## To do
Pull out each line of the records holding the string "this".

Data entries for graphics
######

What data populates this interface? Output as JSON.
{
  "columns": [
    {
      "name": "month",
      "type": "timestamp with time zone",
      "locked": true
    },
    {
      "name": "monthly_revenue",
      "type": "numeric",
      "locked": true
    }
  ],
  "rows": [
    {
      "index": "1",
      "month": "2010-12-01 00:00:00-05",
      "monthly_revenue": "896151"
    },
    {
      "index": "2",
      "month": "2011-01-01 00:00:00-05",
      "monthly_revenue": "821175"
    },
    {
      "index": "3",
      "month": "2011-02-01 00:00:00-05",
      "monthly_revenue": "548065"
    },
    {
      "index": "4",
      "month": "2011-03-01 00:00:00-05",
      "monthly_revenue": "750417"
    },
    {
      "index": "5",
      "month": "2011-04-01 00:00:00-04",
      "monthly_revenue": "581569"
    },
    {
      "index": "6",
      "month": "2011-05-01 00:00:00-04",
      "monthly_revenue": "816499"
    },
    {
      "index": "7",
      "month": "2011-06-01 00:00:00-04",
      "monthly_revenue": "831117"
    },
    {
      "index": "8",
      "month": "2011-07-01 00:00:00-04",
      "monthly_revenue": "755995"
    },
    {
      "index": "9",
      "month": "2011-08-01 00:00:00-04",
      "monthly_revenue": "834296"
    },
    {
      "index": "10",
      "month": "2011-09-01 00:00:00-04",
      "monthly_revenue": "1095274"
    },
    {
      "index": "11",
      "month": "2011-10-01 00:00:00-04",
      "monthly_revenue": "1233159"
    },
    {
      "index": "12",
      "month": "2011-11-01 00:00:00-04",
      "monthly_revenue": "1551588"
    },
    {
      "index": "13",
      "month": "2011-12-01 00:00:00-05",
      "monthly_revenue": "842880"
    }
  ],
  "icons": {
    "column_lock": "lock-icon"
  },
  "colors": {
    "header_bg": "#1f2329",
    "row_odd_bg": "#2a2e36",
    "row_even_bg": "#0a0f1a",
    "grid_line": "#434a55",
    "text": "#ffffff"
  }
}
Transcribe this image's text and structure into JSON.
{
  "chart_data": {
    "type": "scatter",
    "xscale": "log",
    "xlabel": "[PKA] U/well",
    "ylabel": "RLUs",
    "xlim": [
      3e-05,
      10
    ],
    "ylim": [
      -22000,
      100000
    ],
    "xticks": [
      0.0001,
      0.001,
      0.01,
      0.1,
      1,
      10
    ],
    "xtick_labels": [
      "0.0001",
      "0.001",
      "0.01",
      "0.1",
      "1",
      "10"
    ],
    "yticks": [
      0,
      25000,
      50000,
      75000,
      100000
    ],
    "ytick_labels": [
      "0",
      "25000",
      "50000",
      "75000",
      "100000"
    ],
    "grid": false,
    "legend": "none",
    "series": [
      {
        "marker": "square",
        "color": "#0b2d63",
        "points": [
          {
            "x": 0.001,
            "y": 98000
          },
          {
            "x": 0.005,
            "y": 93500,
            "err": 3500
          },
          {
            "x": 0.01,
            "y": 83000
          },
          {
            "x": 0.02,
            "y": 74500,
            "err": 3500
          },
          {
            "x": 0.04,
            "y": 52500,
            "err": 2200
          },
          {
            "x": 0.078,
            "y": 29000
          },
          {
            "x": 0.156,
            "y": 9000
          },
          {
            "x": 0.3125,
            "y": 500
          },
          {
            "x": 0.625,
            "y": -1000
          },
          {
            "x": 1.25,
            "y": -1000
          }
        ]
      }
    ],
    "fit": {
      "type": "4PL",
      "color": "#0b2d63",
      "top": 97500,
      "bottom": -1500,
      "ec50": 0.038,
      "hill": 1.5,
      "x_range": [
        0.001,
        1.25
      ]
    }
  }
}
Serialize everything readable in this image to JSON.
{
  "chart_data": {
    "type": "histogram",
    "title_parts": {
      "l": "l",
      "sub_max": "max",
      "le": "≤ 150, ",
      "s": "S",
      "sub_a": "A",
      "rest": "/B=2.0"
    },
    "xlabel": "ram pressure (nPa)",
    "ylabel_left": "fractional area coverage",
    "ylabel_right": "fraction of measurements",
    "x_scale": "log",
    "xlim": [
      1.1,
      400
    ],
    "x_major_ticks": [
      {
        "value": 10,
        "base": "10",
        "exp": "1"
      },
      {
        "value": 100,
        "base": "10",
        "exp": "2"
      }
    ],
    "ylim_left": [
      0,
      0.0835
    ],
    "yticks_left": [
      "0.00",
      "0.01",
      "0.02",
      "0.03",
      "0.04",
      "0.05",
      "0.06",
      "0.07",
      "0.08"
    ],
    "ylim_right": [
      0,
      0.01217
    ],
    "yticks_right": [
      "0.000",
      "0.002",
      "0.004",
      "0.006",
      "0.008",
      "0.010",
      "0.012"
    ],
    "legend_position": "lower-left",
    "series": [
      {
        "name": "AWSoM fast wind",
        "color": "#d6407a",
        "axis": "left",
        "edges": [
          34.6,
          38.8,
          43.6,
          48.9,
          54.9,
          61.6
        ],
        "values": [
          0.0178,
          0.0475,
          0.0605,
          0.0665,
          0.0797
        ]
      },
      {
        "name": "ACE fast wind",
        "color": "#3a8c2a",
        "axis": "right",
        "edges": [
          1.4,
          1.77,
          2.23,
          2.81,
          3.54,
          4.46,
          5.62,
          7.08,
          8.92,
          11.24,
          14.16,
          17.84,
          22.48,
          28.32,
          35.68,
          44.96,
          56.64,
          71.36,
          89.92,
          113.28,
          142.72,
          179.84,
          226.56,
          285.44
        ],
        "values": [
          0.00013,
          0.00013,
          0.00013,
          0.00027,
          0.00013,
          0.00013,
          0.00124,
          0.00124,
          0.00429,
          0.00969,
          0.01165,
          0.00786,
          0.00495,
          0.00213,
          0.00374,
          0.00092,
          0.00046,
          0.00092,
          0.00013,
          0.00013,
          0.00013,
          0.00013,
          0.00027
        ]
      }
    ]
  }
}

######

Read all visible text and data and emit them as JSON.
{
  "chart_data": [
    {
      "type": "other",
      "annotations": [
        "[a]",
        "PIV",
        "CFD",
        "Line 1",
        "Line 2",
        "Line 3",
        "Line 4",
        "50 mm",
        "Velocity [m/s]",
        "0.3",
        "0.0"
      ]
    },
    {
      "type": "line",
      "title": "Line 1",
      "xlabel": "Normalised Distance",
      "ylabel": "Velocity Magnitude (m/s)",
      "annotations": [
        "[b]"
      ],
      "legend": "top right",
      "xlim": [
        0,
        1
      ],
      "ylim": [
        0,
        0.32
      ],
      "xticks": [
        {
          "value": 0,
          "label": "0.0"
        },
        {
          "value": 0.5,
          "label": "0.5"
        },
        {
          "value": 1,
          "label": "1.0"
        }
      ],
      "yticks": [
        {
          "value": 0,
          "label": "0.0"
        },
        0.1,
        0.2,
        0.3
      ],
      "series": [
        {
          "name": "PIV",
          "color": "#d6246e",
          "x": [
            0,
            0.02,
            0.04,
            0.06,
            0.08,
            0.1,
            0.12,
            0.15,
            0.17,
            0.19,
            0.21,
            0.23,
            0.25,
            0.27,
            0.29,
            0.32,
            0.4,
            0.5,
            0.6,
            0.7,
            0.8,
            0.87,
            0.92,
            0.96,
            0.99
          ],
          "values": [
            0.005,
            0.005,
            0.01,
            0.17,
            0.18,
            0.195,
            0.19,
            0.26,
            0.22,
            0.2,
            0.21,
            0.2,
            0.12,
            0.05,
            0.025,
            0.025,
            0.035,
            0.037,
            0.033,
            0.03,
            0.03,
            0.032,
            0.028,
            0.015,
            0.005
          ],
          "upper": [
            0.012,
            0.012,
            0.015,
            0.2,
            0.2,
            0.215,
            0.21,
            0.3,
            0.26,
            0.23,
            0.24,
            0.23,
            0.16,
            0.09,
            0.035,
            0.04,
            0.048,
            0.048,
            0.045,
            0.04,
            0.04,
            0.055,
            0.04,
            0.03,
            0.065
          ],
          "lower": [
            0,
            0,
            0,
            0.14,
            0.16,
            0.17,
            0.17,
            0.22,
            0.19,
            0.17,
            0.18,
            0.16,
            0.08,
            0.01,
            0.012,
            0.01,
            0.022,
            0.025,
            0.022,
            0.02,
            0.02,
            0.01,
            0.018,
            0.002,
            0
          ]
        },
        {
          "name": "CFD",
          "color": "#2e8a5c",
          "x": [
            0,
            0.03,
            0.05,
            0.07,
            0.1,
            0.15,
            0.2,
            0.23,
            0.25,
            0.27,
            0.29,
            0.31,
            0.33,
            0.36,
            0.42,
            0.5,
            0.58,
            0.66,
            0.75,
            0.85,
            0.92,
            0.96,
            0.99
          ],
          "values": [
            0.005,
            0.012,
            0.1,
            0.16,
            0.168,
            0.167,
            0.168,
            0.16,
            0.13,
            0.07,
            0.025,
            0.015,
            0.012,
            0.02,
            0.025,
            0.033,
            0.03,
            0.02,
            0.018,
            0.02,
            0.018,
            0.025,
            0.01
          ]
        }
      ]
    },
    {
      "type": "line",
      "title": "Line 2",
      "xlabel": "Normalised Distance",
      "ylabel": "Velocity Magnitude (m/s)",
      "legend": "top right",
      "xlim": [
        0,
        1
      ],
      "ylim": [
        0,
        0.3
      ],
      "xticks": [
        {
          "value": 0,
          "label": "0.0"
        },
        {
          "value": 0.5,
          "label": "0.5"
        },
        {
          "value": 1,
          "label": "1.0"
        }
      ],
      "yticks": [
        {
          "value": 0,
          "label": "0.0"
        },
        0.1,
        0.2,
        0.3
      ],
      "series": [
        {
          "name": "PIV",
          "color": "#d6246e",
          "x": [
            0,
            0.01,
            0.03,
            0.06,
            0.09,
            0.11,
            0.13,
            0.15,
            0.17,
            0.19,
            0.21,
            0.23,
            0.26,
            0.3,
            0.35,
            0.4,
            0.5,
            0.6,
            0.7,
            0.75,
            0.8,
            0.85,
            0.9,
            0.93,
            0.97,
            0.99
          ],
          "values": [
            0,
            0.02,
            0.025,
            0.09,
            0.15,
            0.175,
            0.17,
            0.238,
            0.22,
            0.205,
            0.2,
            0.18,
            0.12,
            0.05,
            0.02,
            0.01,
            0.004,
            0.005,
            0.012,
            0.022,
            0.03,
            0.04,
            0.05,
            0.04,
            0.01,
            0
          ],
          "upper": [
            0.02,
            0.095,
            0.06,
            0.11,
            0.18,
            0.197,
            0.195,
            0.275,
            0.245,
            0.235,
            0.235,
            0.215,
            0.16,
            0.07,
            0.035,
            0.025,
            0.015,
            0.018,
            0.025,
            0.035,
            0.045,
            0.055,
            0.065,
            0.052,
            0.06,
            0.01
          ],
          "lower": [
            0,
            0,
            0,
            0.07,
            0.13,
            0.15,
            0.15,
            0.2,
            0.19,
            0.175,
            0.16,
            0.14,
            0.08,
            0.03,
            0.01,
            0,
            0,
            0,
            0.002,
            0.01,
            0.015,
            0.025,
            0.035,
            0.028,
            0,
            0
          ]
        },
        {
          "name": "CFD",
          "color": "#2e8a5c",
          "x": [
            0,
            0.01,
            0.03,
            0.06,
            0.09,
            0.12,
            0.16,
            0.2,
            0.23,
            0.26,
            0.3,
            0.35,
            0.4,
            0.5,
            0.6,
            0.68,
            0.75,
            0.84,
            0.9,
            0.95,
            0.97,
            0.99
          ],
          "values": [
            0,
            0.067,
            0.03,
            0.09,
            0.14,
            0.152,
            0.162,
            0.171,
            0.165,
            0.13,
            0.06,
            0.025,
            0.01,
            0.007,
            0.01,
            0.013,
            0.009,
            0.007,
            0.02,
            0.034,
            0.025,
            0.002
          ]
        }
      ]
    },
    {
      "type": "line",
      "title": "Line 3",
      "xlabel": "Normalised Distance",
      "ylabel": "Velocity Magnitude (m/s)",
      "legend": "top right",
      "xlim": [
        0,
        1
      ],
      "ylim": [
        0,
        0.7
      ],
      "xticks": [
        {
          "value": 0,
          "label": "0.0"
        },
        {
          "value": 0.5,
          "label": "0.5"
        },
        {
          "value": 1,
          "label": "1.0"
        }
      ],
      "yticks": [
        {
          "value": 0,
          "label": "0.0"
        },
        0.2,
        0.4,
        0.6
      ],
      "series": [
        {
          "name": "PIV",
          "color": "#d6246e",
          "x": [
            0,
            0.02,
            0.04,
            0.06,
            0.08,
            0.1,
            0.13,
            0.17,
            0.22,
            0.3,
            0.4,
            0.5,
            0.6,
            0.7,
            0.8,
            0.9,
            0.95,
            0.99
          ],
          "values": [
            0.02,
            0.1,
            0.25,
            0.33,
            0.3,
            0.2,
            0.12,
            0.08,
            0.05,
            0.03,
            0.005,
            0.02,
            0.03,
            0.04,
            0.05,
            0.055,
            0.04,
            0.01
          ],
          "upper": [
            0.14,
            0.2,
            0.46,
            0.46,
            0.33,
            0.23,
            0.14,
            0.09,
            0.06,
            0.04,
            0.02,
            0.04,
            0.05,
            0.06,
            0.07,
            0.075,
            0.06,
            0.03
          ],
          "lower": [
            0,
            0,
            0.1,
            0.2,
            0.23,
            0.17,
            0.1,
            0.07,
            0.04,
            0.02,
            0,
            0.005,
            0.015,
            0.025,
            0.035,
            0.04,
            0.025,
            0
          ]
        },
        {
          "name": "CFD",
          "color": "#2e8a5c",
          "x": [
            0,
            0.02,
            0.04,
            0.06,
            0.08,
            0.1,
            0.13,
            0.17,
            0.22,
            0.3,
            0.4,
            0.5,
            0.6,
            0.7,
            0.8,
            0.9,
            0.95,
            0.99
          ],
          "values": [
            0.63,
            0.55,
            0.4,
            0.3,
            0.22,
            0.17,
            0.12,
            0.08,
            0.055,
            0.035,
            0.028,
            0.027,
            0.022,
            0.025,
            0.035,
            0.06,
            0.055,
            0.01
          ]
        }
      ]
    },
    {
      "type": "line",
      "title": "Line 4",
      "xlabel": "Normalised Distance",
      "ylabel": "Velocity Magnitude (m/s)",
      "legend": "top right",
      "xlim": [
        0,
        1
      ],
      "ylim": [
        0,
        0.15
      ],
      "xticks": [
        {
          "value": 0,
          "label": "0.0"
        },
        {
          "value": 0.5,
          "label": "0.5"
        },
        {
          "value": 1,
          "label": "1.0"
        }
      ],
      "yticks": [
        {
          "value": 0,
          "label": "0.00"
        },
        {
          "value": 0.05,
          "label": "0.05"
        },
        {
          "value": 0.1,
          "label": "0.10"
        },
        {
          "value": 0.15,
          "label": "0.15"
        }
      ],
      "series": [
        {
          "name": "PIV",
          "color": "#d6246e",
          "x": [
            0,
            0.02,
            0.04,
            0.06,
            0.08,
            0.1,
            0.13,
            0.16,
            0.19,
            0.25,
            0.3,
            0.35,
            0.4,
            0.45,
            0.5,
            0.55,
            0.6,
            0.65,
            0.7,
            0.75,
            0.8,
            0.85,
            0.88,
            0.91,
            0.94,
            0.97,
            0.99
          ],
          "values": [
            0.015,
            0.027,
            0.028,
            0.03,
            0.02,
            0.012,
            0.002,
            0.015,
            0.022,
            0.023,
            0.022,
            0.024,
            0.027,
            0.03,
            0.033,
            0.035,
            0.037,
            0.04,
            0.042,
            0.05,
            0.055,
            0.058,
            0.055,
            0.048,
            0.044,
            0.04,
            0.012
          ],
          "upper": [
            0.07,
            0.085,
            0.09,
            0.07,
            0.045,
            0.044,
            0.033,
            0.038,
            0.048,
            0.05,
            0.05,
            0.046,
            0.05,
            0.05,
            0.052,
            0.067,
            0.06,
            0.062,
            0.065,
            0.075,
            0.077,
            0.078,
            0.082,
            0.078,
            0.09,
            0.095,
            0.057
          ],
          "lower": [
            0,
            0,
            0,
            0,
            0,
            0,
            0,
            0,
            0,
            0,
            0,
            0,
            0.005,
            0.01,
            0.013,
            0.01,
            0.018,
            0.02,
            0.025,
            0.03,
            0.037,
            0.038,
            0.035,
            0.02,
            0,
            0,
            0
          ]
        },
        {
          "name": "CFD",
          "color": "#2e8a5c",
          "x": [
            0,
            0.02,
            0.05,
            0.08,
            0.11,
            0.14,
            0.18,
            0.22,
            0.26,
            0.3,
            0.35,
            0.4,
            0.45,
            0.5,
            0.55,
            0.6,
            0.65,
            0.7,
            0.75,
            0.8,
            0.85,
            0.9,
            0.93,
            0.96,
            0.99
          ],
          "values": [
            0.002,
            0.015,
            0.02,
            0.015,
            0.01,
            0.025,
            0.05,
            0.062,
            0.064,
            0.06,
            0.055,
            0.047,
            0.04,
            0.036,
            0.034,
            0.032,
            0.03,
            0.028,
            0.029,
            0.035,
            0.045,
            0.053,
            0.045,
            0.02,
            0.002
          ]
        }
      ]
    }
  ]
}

######

## Correct response
What data populates this interface? Output as JSON.
Transcribe this image's text and structure into JSON.
Serialize everything readable in this image to JSON.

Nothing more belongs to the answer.